**Your objective**
Write out the whole listing again, exactly as given.

**Dataset extract**
┌──

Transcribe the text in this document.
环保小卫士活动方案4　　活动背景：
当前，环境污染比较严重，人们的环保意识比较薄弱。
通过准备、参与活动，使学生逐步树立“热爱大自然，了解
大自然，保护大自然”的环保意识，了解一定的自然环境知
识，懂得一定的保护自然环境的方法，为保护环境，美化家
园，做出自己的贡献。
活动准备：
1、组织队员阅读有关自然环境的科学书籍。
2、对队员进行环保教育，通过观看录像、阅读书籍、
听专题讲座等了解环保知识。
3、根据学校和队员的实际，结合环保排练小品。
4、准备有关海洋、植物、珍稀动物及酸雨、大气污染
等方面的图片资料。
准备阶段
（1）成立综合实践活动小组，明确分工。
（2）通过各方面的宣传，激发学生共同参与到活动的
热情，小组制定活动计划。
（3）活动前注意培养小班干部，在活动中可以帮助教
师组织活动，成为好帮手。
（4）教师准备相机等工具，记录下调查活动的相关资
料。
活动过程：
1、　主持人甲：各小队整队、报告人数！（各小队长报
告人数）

└──

**Solution to this problem**
Transcribe the text in this document.
环保小卫士活动方案4　　活动背景：
当前，环境污染比较严重，人们的环保意识比较薄弱。
通过准备、参与活动，使学生逐步树立“热爱大自然，了解
大自然，保护大自然”的环保意识，了解一定的自然环境知
识，懂得一定的保护自然环境的方法，为保护环境，美化家
园，做出自己的贡献。
活动准备：
1、组织队员阅读有关自然环境的科学书籍。
2、对队员进行环保教育，通过观看录像、阅读书籍、
听专题讲座等了解环保知识。
3、根据学校和队员的实际，结合环保排练小品。
4、准备有关海洋、植物、珍稀动物及酸雨、大气污染
等方面的图片资料。
准备阶段
（1）成立综合实践活动小组，明确分工。
（2）通过各方面的宣传，激发学生共同参与到活动的
热情，小组制定活动计划。
（3）活动前注意培养小班干部，在活动中可以帮助教
师组织活动，成为好帮手。
（4）教师准备相机等工具，记录下调查活动的相关资
料。
活动过程：
1、　主持人甲：各小队整队、报告人数！（各小队长报
告人数）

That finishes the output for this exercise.